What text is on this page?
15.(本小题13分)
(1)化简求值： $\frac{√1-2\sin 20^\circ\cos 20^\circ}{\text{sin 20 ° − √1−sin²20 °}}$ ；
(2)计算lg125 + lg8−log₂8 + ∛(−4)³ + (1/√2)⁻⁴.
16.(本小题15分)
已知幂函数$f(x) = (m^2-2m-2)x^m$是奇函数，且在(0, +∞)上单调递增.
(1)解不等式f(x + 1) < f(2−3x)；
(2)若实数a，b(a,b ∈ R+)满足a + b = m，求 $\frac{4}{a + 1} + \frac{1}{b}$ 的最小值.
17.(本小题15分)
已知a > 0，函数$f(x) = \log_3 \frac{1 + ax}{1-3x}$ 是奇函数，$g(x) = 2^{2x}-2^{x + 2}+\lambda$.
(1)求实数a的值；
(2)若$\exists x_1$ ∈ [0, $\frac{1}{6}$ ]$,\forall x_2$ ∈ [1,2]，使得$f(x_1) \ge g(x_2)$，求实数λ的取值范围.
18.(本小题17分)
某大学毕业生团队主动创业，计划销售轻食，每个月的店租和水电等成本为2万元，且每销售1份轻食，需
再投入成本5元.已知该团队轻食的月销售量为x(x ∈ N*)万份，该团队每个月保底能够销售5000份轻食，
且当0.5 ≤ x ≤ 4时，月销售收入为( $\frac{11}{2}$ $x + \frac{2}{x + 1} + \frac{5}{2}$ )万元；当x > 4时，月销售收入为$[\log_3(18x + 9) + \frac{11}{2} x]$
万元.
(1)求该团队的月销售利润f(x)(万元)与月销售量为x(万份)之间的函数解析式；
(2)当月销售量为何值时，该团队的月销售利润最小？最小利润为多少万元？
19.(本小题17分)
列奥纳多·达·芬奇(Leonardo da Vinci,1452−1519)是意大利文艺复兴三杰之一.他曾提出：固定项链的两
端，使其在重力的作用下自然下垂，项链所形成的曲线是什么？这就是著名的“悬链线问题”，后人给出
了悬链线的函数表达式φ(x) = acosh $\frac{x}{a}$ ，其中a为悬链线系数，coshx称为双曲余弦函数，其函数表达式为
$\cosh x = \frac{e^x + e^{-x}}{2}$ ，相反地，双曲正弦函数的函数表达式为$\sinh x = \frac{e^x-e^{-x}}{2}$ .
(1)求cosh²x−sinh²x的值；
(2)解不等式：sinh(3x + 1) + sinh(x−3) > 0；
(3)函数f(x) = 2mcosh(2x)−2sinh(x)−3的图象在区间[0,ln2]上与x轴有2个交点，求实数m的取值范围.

________

§ WHAT YOU WILL DO
Report every line containing the word "text" from the listing above.

§ REPLY
What text is on this page?
(1)化简求值： $\frac{√1-2\sin 20^\circ\cos 20^\circ}{\text{sin 20 ° − √1−sin²20 °}}$ ；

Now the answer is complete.